◆ What you need to do:
Reproduce the lines from the records without changes, beginning at the line containing "daily-price-row: Daily Price" and ending at the line containing "token-logo-icon xyxy=(455,206,474,224)", including both of those lines.

◆ Working data:
● ● ● ● ●

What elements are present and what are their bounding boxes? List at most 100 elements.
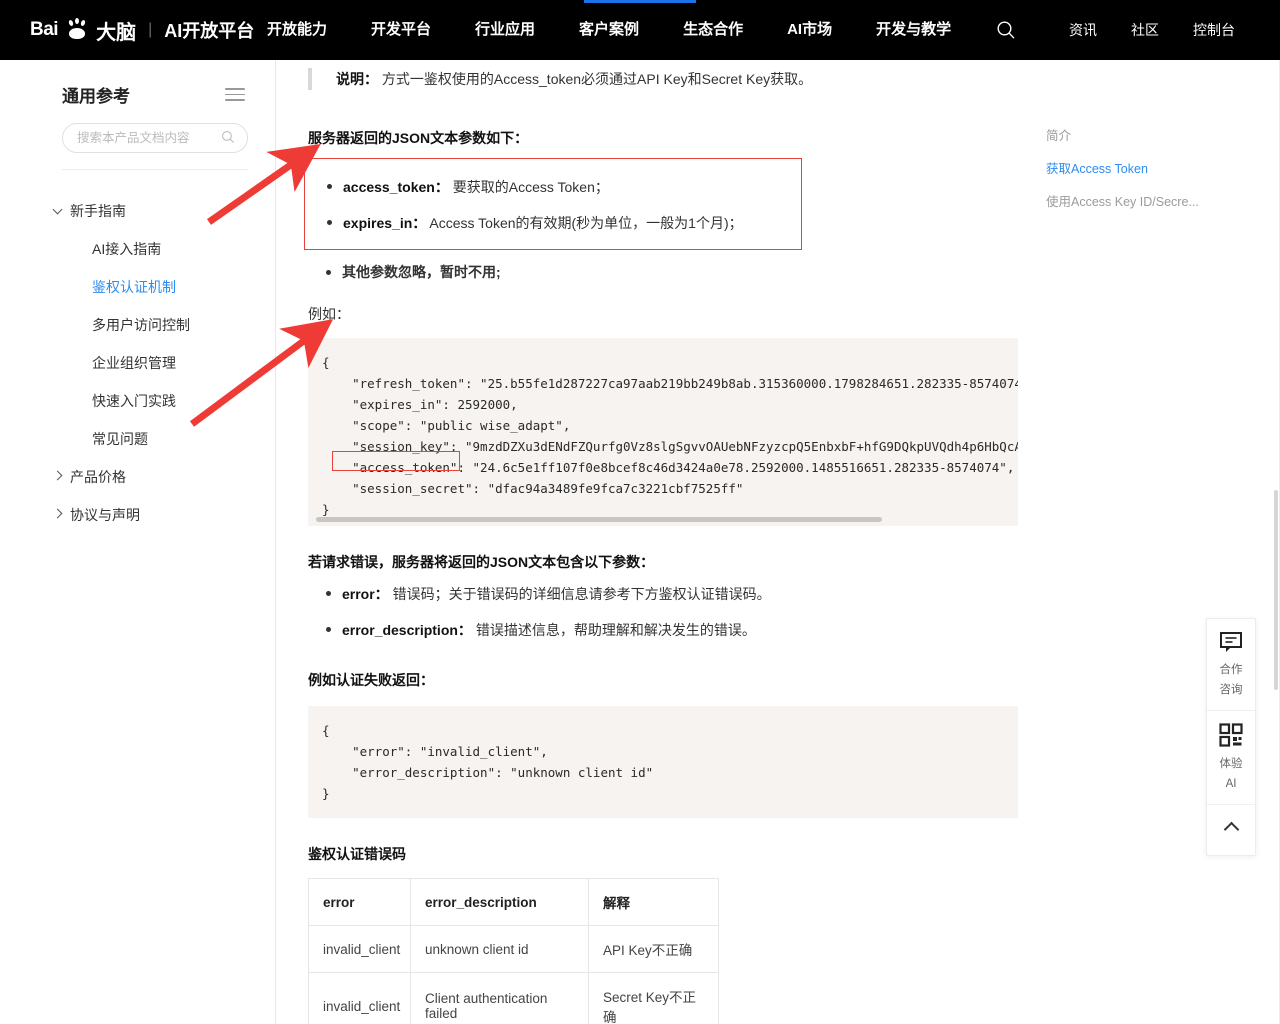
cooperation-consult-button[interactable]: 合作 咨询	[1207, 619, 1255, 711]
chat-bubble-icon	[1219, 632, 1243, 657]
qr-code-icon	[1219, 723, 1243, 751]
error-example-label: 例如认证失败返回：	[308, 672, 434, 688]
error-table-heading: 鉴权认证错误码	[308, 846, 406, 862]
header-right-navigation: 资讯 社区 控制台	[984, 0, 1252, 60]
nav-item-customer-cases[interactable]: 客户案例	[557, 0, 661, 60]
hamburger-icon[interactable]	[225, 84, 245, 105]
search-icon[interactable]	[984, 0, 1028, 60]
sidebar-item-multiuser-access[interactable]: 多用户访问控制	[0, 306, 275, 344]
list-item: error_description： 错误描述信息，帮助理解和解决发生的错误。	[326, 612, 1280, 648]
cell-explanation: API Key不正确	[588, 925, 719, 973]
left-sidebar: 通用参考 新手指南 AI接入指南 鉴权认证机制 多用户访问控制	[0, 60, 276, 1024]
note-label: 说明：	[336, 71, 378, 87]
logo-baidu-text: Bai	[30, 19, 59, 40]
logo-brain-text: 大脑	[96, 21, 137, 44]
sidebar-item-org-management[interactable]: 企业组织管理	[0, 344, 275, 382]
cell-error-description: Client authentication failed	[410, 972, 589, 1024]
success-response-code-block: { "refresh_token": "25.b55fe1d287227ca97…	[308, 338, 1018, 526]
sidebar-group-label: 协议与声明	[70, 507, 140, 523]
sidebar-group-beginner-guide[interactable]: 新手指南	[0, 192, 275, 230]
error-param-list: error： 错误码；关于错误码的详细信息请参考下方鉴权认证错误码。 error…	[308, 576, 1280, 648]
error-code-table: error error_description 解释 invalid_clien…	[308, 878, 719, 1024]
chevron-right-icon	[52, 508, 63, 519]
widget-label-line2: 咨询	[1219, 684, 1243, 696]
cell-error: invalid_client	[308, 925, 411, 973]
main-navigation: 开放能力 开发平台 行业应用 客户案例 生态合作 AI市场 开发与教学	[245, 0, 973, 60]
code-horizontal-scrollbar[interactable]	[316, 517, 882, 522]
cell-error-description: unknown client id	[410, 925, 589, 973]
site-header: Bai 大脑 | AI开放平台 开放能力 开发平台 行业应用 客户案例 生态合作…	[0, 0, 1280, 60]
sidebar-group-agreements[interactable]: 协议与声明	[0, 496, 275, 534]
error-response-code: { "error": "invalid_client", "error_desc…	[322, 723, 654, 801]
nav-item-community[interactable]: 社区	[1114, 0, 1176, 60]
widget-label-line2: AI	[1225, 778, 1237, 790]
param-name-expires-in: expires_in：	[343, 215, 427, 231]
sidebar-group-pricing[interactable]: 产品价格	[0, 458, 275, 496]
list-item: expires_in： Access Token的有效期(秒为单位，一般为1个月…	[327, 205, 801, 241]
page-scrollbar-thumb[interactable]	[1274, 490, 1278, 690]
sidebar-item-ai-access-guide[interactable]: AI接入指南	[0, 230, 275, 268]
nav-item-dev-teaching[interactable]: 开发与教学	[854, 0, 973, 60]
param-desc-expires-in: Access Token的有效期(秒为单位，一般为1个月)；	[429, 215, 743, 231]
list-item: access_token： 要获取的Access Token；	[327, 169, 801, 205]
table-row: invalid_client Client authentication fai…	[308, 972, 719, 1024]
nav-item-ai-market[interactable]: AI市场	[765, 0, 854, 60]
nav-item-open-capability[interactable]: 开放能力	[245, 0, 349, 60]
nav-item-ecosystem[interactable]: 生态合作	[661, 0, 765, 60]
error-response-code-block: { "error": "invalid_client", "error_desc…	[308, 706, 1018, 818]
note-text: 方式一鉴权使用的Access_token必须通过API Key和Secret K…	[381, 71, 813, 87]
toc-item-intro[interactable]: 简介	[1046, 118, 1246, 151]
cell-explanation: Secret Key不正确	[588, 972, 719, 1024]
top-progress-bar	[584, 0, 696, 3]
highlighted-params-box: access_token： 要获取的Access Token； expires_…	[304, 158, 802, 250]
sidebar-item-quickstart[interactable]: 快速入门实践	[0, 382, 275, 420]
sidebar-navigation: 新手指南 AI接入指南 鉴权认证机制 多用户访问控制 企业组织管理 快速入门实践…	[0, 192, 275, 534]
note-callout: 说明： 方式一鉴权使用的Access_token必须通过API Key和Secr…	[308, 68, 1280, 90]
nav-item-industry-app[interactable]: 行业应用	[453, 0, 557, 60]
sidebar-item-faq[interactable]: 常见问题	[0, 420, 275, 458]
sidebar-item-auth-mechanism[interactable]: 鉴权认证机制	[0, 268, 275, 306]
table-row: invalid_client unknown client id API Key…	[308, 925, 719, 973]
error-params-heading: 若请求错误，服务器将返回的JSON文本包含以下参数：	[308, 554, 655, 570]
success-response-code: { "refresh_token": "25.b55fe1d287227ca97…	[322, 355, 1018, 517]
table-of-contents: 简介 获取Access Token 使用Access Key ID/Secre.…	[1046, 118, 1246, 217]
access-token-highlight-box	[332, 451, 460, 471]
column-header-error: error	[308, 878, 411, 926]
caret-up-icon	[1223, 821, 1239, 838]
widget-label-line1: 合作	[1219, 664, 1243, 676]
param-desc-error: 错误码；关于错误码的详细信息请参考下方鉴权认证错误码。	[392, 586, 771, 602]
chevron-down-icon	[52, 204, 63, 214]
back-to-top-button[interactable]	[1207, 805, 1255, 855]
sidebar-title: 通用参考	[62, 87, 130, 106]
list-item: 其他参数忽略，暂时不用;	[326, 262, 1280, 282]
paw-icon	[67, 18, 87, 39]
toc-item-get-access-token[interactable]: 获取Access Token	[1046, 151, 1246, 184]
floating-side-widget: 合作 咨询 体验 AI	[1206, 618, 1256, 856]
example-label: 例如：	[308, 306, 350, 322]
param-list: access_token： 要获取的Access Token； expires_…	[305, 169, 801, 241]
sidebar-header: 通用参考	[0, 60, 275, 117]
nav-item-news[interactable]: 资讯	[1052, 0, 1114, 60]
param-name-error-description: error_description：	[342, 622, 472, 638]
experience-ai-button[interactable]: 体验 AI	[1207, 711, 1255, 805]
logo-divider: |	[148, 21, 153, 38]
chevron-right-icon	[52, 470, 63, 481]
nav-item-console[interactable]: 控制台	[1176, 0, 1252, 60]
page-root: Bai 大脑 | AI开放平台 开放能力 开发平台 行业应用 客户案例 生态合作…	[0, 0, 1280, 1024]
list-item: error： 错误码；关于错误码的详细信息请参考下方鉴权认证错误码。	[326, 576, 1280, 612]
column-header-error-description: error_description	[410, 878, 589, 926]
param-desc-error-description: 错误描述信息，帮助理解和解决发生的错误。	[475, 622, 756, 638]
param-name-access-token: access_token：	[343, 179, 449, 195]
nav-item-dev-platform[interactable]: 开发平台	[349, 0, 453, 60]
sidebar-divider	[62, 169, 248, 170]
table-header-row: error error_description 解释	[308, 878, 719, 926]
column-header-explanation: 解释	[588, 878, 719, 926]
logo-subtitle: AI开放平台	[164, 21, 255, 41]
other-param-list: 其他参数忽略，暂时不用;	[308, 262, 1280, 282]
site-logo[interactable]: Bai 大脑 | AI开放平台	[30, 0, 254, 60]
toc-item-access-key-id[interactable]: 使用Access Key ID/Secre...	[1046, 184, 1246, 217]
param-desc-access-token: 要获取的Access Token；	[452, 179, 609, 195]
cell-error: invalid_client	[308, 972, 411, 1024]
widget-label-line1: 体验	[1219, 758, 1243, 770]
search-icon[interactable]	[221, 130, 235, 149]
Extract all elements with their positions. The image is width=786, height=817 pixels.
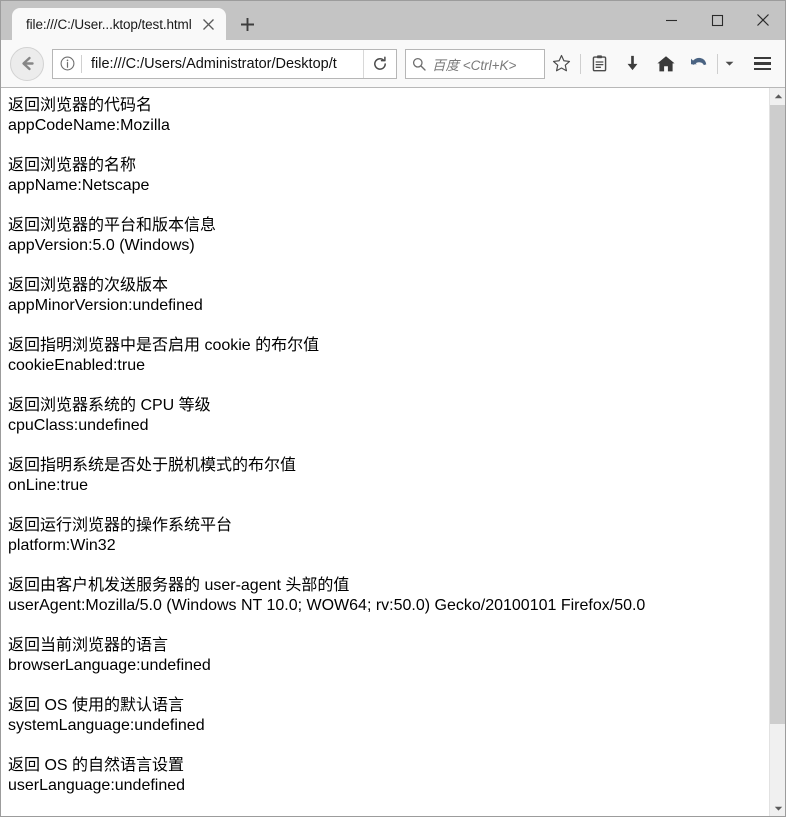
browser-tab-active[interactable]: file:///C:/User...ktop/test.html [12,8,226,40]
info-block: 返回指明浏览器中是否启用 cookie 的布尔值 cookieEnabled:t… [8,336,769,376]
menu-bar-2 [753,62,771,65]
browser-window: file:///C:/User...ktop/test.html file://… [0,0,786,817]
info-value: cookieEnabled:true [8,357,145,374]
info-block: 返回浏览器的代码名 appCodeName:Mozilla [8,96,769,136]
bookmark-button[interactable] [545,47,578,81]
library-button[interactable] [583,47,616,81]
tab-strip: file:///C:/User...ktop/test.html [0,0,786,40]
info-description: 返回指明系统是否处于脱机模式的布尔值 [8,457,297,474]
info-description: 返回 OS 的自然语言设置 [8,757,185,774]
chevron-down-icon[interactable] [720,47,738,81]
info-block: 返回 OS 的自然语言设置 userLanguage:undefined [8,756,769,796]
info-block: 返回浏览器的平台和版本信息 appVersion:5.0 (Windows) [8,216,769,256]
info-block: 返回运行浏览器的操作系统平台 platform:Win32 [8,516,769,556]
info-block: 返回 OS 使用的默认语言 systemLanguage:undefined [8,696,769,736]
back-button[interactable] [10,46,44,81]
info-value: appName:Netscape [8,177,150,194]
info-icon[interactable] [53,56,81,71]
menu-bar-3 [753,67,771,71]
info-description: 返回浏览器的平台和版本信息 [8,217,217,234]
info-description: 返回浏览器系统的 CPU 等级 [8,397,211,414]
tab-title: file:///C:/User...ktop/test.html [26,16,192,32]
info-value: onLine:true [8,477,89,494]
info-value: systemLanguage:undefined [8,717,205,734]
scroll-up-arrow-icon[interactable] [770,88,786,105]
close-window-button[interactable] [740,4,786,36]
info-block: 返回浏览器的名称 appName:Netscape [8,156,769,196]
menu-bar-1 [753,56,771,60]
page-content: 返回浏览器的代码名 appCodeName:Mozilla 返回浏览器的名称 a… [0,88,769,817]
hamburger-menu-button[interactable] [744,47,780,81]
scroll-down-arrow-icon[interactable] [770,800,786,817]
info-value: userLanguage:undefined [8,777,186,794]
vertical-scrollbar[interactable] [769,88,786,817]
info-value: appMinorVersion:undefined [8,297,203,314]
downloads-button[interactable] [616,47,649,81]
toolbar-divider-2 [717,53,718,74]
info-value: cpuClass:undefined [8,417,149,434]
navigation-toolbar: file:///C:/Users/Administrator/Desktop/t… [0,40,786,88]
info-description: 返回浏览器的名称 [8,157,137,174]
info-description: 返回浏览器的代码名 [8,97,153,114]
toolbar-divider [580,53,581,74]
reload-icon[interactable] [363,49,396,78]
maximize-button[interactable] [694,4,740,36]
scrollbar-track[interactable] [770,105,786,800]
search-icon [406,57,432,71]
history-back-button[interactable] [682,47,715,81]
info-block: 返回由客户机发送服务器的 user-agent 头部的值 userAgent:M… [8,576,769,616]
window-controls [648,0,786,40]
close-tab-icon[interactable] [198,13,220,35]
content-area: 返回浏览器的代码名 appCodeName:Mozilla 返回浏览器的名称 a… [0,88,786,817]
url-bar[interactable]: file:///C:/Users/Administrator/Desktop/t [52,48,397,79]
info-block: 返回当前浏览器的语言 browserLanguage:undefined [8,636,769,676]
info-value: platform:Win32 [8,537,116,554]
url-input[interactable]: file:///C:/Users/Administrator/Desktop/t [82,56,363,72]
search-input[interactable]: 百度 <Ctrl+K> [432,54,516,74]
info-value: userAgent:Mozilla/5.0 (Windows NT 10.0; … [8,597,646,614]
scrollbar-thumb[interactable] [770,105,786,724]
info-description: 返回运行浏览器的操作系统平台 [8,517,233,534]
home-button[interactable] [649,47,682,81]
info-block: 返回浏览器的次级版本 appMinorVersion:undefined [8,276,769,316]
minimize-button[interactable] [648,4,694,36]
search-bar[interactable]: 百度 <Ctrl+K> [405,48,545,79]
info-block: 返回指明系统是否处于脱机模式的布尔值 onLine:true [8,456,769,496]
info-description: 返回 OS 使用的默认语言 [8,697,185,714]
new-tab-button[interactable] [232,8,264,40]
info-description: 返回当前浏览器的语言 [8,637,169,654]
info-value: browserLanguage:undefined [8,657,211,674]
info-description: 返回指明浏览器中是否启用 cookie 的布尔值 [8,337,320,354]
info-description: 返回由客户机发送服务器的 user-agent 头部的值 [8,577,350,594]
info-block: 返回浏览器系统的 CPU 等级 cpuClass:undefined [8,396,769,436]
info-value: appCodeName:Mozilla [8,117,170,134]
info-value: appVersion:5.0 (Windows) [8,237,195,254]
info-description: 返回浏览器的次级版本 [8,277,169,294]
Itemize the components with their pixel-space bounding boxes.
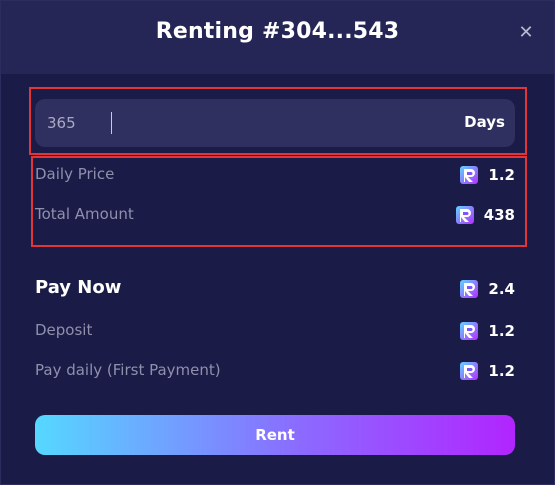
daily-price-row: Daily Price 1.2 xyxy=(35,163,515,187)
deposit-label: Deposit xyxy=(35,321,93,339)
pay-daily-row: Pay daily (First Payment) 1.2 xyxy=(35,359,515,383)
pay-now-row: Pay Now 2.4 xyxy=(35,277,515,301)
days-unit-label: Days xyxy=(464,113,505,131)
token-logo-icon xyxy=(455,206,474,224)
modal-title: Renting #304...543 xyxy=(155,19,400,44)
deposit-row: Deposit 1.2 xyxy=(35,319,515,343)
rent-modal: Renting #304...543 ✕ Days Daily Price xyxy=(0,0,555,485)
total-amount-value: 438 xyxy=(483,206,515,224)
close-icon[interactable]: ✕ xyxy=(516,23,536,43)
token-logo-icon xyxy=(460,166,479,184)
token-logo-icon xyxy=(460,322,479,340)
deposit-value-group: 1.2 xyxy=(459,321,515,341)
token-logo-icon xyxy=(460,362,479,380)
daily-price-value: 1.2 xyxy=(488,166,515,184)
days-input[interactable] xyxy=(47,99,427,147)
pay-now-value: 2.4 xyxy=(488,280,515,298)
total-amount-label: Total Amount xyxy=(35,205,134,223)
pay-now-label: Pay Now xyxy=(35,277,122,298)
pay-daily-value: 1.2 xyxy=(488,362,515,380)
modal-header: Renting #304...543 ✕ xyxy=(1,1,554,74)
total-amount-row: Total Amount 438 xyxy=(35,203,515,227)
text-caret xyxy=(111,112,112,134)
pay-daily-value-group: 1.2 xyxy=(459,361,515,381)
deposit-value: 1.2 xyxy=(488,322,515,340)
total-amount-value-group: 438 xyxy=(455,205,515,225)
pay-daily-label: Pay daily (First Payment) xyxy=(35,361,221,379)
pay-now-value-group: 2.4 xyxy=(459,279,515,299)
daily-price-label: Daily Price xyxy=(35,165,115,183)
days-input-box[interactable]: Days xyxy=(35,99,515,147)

● ● ● ● ●

◆ Result:
daily-price-row: Daily Price 1.2 xyxy=(35,163,515,187)
deposit-label: Deposit xyxy=(35,321,93,339)
pay-daily-row: Pay daily (First Payment) 1.2 xyxy=(35,359,515,383)
pay-now-row: Pay Now 2.4 xyxy=(35,277,515,301)
days-unit-label: Days xyxy=(464,113,505,131)
token-logo-icon xyxy=(455,206,474,224)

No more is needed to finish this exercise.